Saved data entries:
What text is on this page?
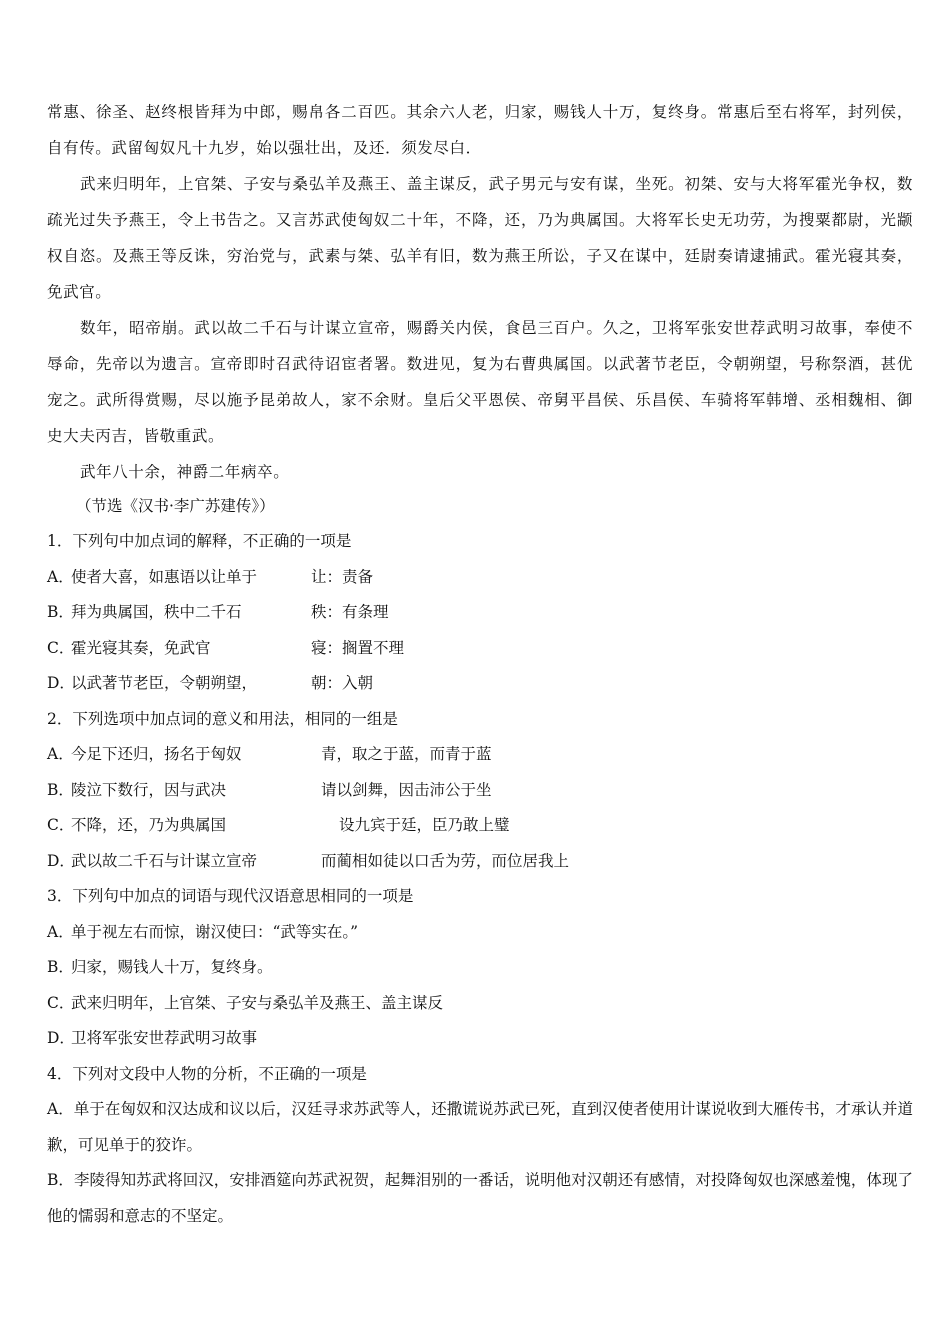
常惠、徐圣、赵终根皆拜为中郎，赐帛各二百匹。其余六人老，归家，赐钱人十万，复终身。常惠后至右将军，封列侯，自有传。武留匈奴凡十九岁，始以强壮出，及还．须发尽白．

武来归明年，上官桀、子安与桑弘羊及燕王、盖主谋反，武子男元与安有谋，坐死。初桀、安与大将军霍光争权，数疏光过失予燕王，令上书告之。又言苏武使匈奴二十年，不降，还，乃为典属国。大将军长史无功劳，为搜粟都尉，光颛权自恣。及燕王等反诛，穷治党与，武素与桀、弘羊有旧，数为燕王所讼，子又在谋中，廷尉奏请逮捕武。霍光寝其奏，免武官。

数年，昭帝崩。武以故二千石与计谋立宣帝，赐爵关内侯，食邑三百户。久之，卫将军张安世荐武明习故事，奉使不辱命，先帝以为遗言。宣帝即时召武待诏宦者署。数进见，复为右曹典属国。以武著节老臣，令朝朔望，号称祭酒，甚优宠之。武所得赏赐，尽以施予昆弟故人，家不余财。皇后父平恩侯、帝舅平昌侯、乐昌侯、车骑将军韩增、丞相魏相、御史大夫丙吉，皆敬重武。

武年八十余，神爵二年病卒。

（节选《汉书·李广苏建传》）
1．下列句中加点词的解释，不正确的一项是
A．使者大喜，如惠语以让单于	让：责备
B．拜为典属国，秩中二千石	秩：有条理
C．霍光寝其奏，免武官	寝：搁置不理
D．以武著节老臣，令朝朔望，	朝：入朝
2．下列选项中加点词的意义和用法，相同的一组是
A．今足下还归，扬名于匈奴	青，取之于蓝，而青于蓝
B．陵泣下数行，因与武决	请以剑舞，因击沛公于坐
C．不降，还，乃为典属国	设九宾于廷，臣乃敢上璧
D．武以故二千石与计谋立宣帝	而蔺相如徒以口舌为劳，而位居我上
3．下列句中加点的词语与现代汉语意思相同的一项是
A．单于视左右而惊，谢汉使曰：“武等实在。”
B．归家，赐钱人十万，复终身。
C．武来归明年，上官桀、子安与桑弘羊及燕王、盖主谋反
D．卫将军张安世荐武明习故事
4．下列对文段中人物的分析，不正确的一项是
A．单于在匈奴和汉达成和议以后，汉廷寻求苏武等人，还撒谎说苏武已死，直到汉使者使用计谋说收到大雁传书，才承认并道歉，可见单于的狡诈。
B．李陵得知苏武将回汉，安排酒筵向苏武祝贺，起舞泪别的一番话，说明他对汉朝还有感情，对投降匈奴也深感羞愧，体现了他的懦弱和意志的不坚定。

...

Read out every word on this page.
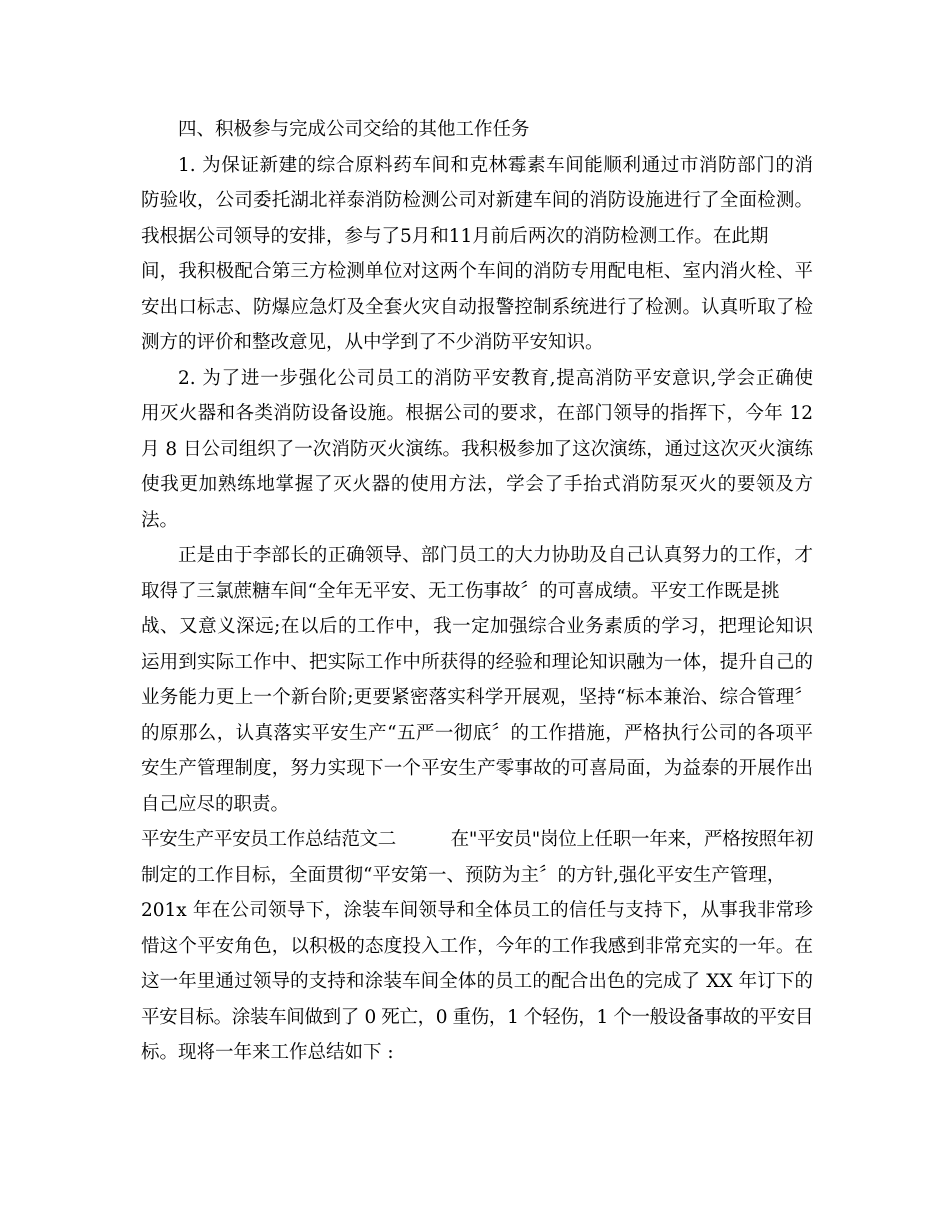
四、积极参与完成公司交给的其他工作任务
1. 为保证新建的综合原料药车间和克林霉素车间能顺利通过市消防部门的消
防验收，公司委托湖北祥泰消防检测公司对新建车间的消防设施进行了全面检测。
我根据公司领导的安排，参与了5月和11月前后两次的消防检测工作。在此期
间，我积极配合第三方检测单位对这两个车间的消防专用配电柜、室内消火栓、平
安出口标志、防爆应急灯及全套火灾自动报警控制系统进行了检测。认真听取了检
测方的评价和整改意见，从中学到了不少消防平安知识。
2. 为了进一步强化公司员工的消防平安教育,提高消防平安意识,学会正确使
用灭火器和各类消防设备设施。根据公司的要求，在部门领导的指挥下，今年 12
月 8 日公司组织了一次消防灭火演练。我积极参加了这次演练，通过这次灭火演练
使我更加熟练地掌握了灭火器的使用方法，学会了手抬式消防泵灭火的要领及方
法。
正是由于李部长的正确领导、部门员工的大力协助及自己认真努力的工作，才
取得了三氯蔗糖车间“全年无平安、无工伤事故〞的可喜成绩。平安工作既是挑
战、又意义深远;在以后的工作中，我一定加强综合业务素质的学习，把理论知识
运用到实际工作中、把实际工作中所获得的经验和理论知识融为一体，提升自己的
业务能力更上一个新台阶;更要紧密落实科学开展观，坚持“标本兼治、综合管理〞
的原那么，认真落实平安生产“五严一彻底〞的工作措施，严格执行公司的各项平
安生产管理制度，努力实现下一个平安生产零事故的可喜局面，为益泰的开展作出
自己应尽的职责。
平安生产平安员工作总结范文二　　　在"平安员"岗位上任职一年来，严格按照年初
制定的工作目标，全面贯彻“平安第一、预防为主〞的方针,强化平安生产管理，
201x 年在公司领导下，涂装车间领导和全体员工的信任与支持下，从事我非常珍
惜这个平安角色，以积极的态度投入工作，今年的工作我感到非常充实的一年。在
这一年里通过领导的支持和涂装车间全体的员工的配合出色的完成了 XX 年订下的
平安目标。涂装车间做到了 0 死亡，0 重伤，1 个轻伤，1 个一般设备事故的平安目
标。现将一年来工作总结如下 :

■ SET EXERCISE
From the entries above, pull out each line that includes "page".

■ WRITTEN RESPONSE
What text is on this page?
Read out every word on this page.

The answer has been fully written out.